-- start MATERIAL SUPPLIED --
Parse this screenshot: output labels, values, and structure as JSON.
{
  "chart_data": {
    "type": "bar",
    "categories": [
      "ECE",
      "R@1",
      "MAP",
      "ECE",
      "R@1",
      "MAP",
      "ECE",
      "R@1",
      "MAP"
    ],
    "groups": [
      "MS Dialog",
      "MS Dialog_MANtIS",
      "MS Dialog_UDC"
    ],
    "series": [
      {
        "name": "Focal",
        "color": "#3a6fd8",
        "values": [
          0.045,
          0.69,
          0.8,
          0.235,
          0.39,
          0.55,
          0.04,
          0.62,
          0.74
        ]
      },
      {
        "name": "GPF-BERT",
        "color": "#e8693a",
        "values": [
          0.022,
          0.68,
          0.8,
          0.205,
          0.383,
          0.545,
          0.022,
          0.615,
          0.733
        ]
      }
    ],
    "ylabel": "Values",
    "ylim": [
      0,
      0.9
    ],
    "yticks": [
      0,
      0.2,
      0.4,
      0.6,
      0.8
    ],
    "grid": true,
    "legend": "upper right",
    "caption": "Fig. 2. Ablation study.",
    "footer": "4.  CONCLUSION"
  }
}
-- end MATERIAL SUPPLIED --
Quote every line of the data, word for word.

◆ SOLUTION TO THIS PROBLEM:
Parse this screenshot: output labels, values, and structure as JSON.
{
  "chart_data": {
    "type": "bar",
    "categories": [
      "ECE",
      "R@1",
      "MAP",
      "ECE",
      "R@1",
      "MAP",
      "ECE",
      "R@1",
      "MAP"
    ],
    "groups": [
      "MS Dialog",
      "MS Dialog_MANtIS",
      "MS Dialog_UDC"
    ],
    "series": [
      {
        "name": "Focal",
        "color": "#3a6fd8",
        "values": [
          0.045,
          0.69,
          0.8,
          0.235,
          0.39,
          0.55,
          0.04,
          0.62,
          0.74
        ]
      },
      {
        "name": "GPF-BERT",
        "color": "#e8693a",
        "values": [
          0.022,
          0.68,
          0.8,
          0.205,
          0.383,
          0.545,
          0.022,
          0.615,
          0.733
        ]
      }
    ],
    "ylabel": "Values",
    "ylim": [
      0,
      0.9
    ],
    "yticks": [
      0,
      0.2,
      0.4,
      0.6,
      0.8
    ],
    "grid": true,
    "legend": "upper right",
    "caption": "Fig. 2. Ablation study.",
    "footer": "4.  CONCLUSION"
  }
}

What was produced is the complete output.